[begin Supplied records]
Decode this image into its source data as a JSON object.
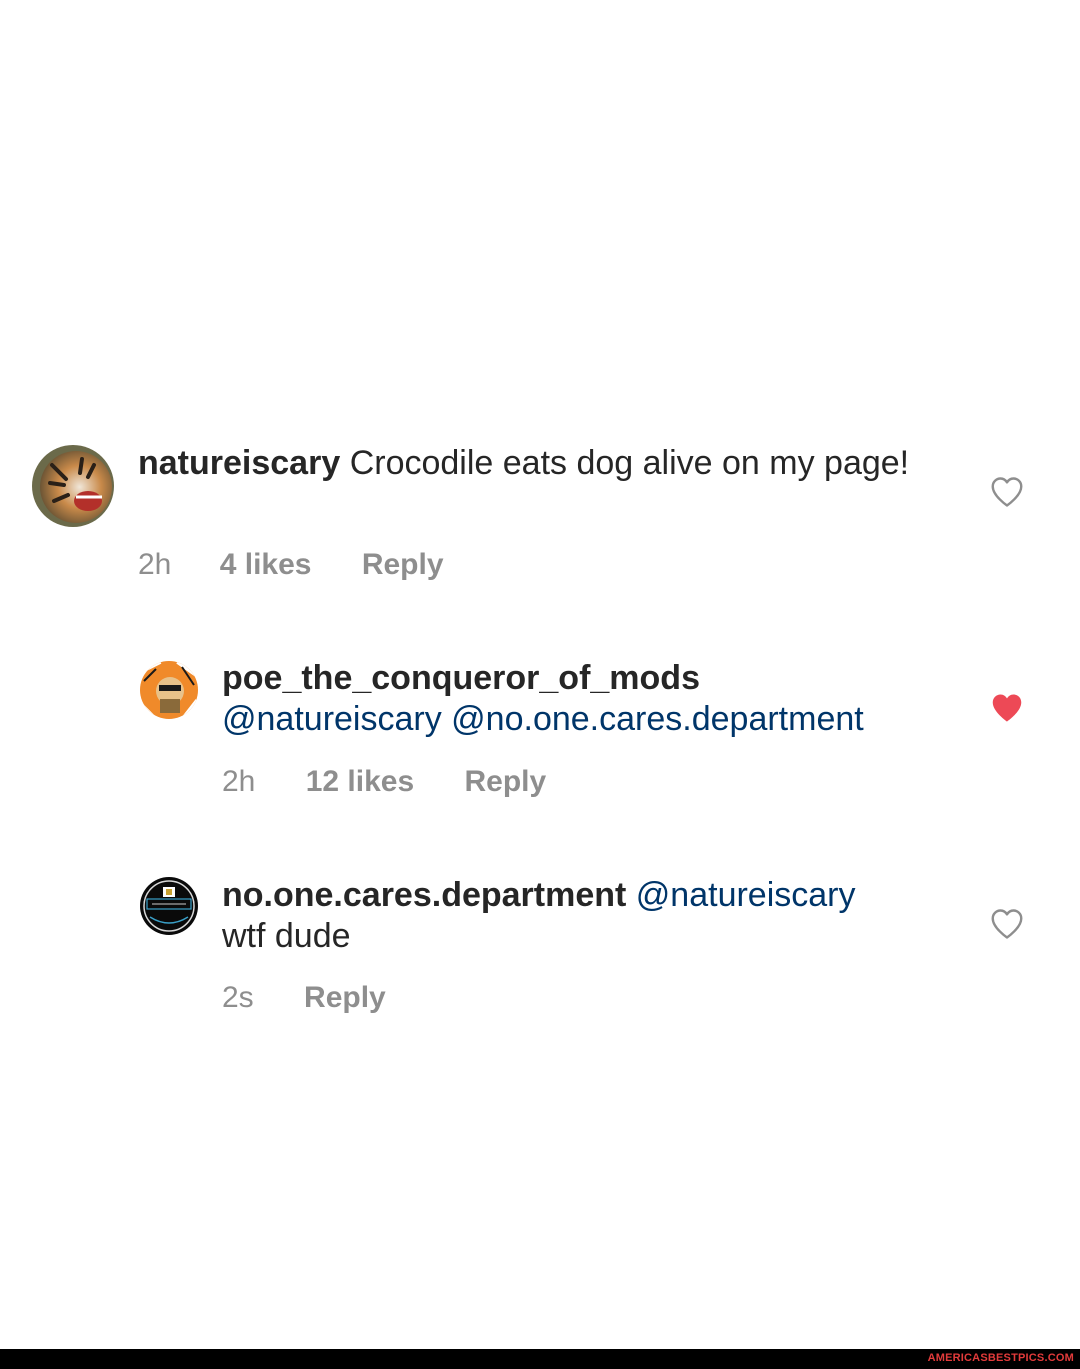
{
  "comments": [
    {
      "avatar": "tiger-avatar",
      "username": "natureiscary",
      "body": "Crocodile eats dog alive on my page!",
      "mentions": [],
      "time": "2h",
      "likes": "4 likes",
      "reply": "Reply",
      "liked": false
    },
    {
      "avatar": "character-avatar",
      "username": "poe_the_conqueror_of_mods",
      "body": "",
      "mentions": [
        "@natureiscary",
        "@no.one.cares.department"
      ],
      "time": "2h",
      "likes": "12 likes",
      "reply": "Reply",
      "liked": true
    },
    {
      "avatar": "department-logo-avatar",
      "username": "no.one.cares.department",
      "mention": "@natureiscary",
      "body": "wtf dude",
      "time": "2s",
      "reply": "Reply",
      "liked": false
    }
  ],
  "colors": {
    "text": "#262626",
    "meta": "#8e8e8e",
    "mention": "#003569",
    "heart_liked": "#ed4956",
    "heart_outline": "#8e8e8e"
  },
  "watermark": "AMERICASBESTPICS.COM"
}
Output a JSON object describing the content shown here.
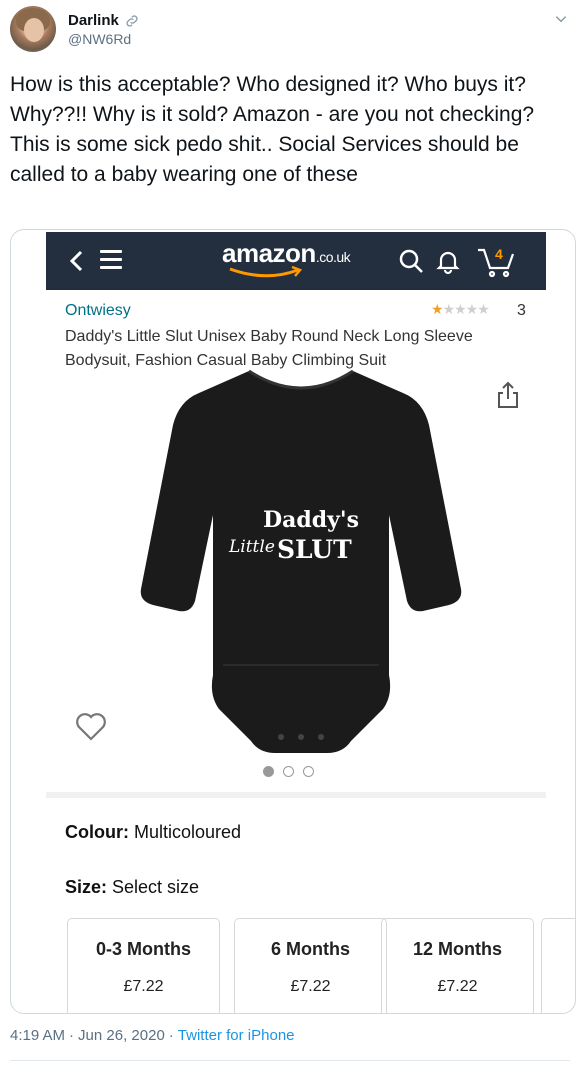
{
  "tweet": {
    "display_name": "Darlink",
    "handle": "@NW6Rd",
    "text": "How is this acceptable? Who designed it? Who buys it? Why??!! Why is it sold? Amazon - are you not checking? This is some sick pedo shit.. Social Services should be called to a baby wearing one of these",
    "time": "4:19 AM",
    "date": "Jun 26, 2020",
    "separator": "·",
    "source": "Twitter for iPhone"
  },
  "amazon": {
    "logo": "amazon",
    "tld": ".co.uk",
    "cart_count": "4",
    "brand": "Ontwiesy",
    "rating_stars": 1,
    "rating_max": 5,
    "rating_count": "3",
    "product_title": "Daddy's Little Slut Unisex Baby Round Neck Long Sleeve Bodysuit, Fashion Casual Baby Climbing Suit",
    "print": {
      "line1": "Daddy's",
      "little": "Little",
      "slut": "SLUT"
    },
    "carousel": {
      "count": 3,
      "active": 0
    },
    "colour_label": "Colour:",
    "colour_value": "Multicoloured",
    "size_label": "Size:",
    "size_value": "Select size",
    "sizes": [
      {
        "label": "0-3 Months",
        "price": "£7.22"
      },
      {
        "label": "6 Months",
        "price": "£7.22"
      },
      {
        "label": "12 Months",
        "price": "£7.22"
      }
    ]
  },
  "colors": {
    "amazon_bar": "#232f3e",
    "amazon_orange": "#ff9900",
    "link_blue": "#007185",
    "twitter_blue": "#1b95e0"
  }
}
[end Supplied records]
Exercise brief –
Leave out the pictures and give the listing above again exactly.

Response –
Decode this image into its source data as a JSON object.
{
  "comments": [
    {
      "avatar": "tiger-avatar",
      "username": "natureiscary",
      "body": "Crocodile eats dog alive on my page!",
      "mentions": [],
      "time": "2h",
      "likes": "4 likes",
      "reply": "Reply",
      "liked": false
    },
    {
      "avatar": "character-avatar",
      "username": "poe_the_conqueror_of_mods",
      "body": "",
      "mentions": [
        "@natureiscary",
        "@no.one.cares.department"
      ],
      "time": "2h",
      "likes": "12 likes",
      "reply": "Reply",
      "liked": true
    },
    {
      "avatar": "department-logo-avatar",
      "username": "no.one.cares.department",
      "mention": "@natureiscary",
      "body": "wtf dude",
      "time": "2s",
      "reply": "Reply",
      "liked": false
    }
  ],
  "colors": {
    "text": "#262626",
    "meta": "#8e8e8e",
    "mention": "#003569",
    "heart_liked": "#ed4956",
    "heart_outline": "#8e8e8e"
  },
  "watermark": "AMERICASBESTPICS.COM"
}
Output a JSON object describing the content shown here.
{
  "tweet": {
    "display_name": "Darlink",
    "handle": "@NW6Rd",
    "text": "How is this acceptable? Who designed it? Who buys it? Why??!! Why is it sold? Amazon - are you not checking? This is some sick pedo shit.. Social Services should be called to a baby wearing one of these",
    "time": "4:19 AM",
    "date": "Jun 26, 2020",
    "separator": "·",
    "source": "Twitter for iPhone"
  },
  "amazon": {
    "logo": "amazon",
    "tld": ".co.uk",
    "cart_count": "4",
    "brand": "Ontwiesy",
    "rating_stars": 1,
    "rating_max": 5,
    "rating_count": "3",
    "product_title": "Daddy's Little Slut Unisex Baby Round Neck Long Sleeve Bodysuit, Fashion Casual Baby Climbing Suit",
    "print": {
      "line1": "Daddy's",
      "little": "Little",
      "slut": "SLUT"
    },
    "carousel": {
      "count": 3,
      "active": 0
    },
    "colour_label": "Colour:",
    "colour_value": "Multicoloured",
    "size_label": "Size:",
    "size_value": "Select size",
    "sizes": [
      {
        "label": "0-3 Months",
        "price": "£7.22"
      },
      {
        "label": "6 Months",
        "price": "£7.22"
      },
      {
        "label": "12 Months",
        "price": "£7.22"
      }
    ]
  },
  "colors": {
    "amazon_bar": "#232f3e",
    "amazon_orange": "#ff9900",
    "link_blue": "#007185",
    "twitter_blue": "#1b95e0"
  }
}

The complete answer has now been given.